* [SET EXERCISE]
Write out each entry again. Keep every word exactly as it is.

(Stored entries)
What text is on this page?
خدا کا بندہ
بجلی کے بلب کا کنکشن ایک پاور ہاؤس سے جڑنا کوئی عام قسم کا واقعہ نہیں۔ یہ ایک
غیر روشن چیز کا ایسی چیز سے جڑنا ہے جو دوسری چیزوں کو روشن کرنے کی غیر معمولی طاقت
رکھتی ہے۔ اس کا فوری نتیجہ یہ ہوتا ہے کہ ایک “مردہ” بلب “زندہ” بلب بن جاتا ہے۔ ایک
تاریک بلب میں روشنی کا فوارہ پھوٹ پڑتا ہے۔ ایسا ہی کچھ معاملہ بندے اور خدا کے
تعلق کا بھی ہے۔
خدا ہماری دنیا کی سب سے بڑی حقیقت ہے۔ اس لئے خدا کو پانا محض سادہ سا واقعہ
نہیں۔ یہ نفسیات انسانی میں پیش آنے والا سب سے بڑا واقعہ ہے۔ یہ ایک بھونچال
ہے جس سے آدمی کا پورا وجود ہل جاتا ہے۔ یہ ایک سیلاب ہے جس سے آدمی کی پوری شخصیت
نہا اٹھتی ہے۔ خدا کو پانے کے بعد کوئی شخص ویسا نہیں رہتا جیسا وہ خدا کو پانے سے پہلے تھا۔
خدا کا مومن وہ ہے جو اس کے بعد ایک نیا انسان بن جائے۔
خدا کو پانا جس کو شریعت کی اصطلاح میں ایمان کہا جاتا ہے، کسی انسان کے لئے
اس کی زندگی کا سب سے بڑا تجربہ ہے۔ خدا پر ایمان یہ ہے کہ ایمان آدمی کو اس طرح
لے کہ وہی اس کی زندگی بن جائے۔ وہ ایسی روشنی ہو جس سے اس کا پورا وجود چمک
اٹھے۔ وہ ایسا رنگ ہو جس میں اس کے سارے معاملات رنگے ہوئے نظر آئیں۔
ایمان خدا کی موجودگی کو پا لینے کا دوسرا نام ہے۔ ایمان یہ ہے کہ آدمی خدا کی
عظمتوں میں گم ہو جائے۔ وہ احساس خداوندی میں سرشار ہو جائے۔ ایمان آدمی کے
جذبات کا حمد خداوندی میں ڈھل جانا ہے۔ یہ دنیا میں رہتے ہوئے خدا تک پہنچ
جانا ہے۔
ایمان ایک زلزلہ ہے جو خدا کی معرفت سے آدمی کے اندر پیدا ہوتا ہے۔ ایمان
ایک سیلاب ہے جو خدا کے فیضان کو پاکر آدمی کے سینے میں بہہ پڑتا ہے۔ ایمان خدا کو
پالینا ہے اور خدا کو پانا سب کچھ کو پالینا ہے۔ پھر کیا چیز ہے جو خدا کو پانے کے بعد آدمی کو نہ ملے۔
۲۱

* [OUTPUT BELOW]
What text is on this page?
خدا کا بندہ
بجلی کے بلب کا کنکشن ایک پاور ہاؤس سے جڑنا کوئی عام قسم کا واقعہ نہیں۔ یہ ایک
غیر روشن چیز کا ایسی چیز سے جڑنا ہے جو دوسری چیزوں کو روشن کرنے کی غیر معمولی طاقت
رکھتی ہے۔ اس کا فوری نتیجہ یہ ہوتا ہے کہ ایک “مردہ” بلب “زندہ” بلب بن جاتا ہے۔ ایک
تاریک بلب میں روشنی کا فوارہ پھوٹ پڑتا ہے۔ ایسا ہی کچھ معاملہ بندے اور خدا کے
تعلق کا بھی ہے۔
خدا ہماری دنیا کی سب سے بڑی حقیقت ہے۔ اس لئے خدا کو پانا محض سادہ سا واقعہ
نہیں۔ یہ نفسیات انسانی میں پیش آنے والا سب سے بڑا واقعہ ہے۔ یہ ایک بھونچال
ہے جس سے آدمی کا پورا وجود ہل جاتا ہے۔ یہ ایک سیلاب ہے جس سے آدمی کی پوری شخصیت
نہا اٹھتی ہے۔ خدا کو پانے کے بعد کوئی شخص ویسا نہیں رہتا جیسا وہ خدا کو پانے سے پہلے تھا۔
خدا کا مومن وہ ہے جو اس کے بعد ایک نیا انسان بن جائے۔
خدا کو پانا جس کو شریعت کی اصطلاح میں ایمان کہا جاتا ہے، کسی انسان کے لئے
اس کی زندگی کا سب سے بڑا تجربہ ہے۔ خدا پر ایمان یہ ہے کہ ایمان آدمی کو اس طرح
لے کہ وہی اس کی زندگی بن جائے۔ وہ ایسی روشنی ہو جس سے اس کا پورا وجود چمک
اٹھے۔ وہ ایسا رنگ ہو جس میں اس کے سارے معاملات رنگے ہوئے نظر آئیں۔
ایمان خدا کی موجودگی کو پا لینے کا دوسرا نام ہے۔ ایمان یہ ہے کہ آدمی خدا کی
عظمتوں میں گم ہو جائے۔ وہ احساس خداوندی میں سرشار ہو جائے۔ ایمان آدمی کے
جذبات کا حمد خداوندی میں ڈھل جانا ہے۔ یہ دنیا میں رہتے ہوئے خدا تک پہنچ
جانا ہے۔
ایمان ایک زلزلہ ہے جو خدا کی معرفت سے آدمی کے اندر پیدا ہوتا ہے۔ ایمان
ایک سیلاب ہے جو خدا کے فیضان کو پاکر آدمی کے سینے میں بہہ پڑتا ہے۔ ایمان خدا کو
پالینا ہے اور خدا کو پانا سب کچھ کو پالینا ہے۔ پھر کیا چیز ہے جو خدا کو پانے کے بعد آدمی کو نہ ملے۔
۲۱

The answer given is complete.